Directions: Reproduce each line exactly. Skip none.

Stored entries
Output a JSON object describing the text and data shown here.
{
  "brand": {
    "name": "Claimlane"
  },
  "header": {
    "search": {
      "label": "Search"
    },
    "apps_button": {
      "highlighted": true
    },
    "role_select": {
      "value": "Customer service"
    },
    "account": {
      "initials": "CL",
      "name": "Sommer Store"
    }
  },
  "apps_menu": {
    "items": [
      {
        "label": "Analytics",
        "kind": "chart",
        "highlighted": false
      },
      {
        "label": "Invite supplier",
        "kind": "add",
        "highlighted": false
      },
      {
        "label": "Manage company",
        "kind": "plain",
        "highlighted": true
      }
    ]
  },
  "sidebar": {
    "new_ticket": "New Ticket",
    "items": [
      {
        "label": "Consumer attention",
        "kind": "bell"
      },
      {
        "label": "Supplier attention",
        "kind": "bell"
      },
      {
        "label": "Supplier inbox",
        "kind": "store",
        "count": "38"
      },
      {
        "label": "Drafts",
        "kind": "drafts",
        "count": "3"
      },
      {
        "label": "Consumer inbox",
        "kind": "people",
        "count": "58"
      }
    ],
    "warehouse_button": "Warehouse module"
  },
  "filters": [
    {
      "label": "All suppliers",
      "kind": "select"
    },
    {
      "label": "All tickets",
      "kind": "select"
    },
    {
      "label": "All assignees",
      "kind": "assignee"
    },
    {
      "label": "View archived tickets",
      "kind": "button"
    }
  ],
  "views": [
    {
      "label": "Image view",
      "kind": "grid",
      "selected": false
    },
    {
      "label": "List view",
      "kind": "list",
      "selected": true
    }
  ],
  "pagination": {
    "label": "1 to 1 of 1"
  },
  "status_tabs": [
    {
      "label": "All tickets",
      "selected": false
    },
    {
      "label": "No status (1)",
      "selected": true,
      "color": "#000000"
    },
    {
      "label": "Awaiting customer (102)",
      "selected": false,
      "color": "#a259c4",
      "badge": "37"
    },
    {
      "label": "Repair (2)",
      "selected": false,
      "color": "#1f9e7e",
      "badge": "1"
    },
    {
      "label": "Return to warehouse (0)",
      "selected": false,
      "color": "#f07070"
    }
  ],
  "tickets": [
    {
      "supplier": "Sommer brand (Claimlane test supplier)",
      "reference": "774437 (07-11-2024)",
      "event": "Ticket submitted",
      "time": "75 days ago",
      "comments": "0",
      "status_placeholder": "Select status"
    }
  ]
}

Solution to this exercise:
Output a JSON object describing the text and data shown here.
{
  "brand": {
    "name": "Claimlane"
  },
  "header": {
    "search": {
      "label": "Search"
    },
    "apps_button": {
      "highlighted": true
    },
    "role_select": {
      "value": "Customer service"
    },
    "account": {
      "initials": "CL",
      "name": "Sommer Store"
    }
  },
  "apps_menu": {
    "items": [
      {
        "label": "Analytics",
        "kind": "chart",
        "highlighted": false
      },
      {
        "label": "Invite supplier",
        "kind": "add",
        "highlighted": false
      },
      {
        "label": "Manage company",
        "kind": "plain",
        "highlighted": true
      }
    ]
  },
  "sidebar": {
    "new_ticket": "New Ticket",
    "items": [
      {
        "label": "Consumer attention",
        "kind": "bell"
      },
      {
        "label": "Supplier attention",
        "kind": "bell"
      },
      {
        "label": "Supplier inbox",
        "kind": "store",
        "count": "38"
      },
      {
        "label": "Drafts",
        "kind": "drafts",
        "count": "3"
      },
      {
        "label": "Consumer inbox",
        "kind": "people",
        "count": "58"
      }
    ],
    "warehouse_button": "Warehouse module"
  },
  "filters": [
    {
      "label": "All suppliers",
      "kind": "select"
    },
    {
      "label": "All tickets",
      "kind": "select"
    },
    {
      "label": "All assignees",
      "kind": "assignee"
    },
    {
      "label": "View archived tickets",
      "kind": "button"
    }
  ],
  "views": [
    {
      "label": "Image view",
      "kind": "grid",
      "selected": false
    },
    {
      "label": "List view",
      "kind": "list",
      "selected": true
    }
  ],
  "pagination": {
    "label": "1 to 1 of 1"
  },
  "status_tabs": [
    {
      "label": "All tickets",
      "selected": false
    },
    {
      "label": "No status (1)",
      "selected": true,
      "color": "#000000"
    },
    {
      "label": "Awaiting customer (102)",
      "selected": false,
      "color": "#a259c4",
      "badge": "37"
    },
    {
      "label": "Repair (2)",
      "selected": false,
      "color": "#1f9e7e",
      "badge": "1"
    },
    {
      "label": "Return to warehouse (0)",
      "selected": false,
      "color": "#f07070"
    }
  ],
  "tickets": [
    {
      "supplier": "Sommer brand (Claimlane test supplier)",
      "reference": "774437 (07-11-2024)",
      "event": "Ticket submitted",
      "time": "75 days ago",
      "comments": "0",
      "status_placeholder": "Select status"
    }
  ]
}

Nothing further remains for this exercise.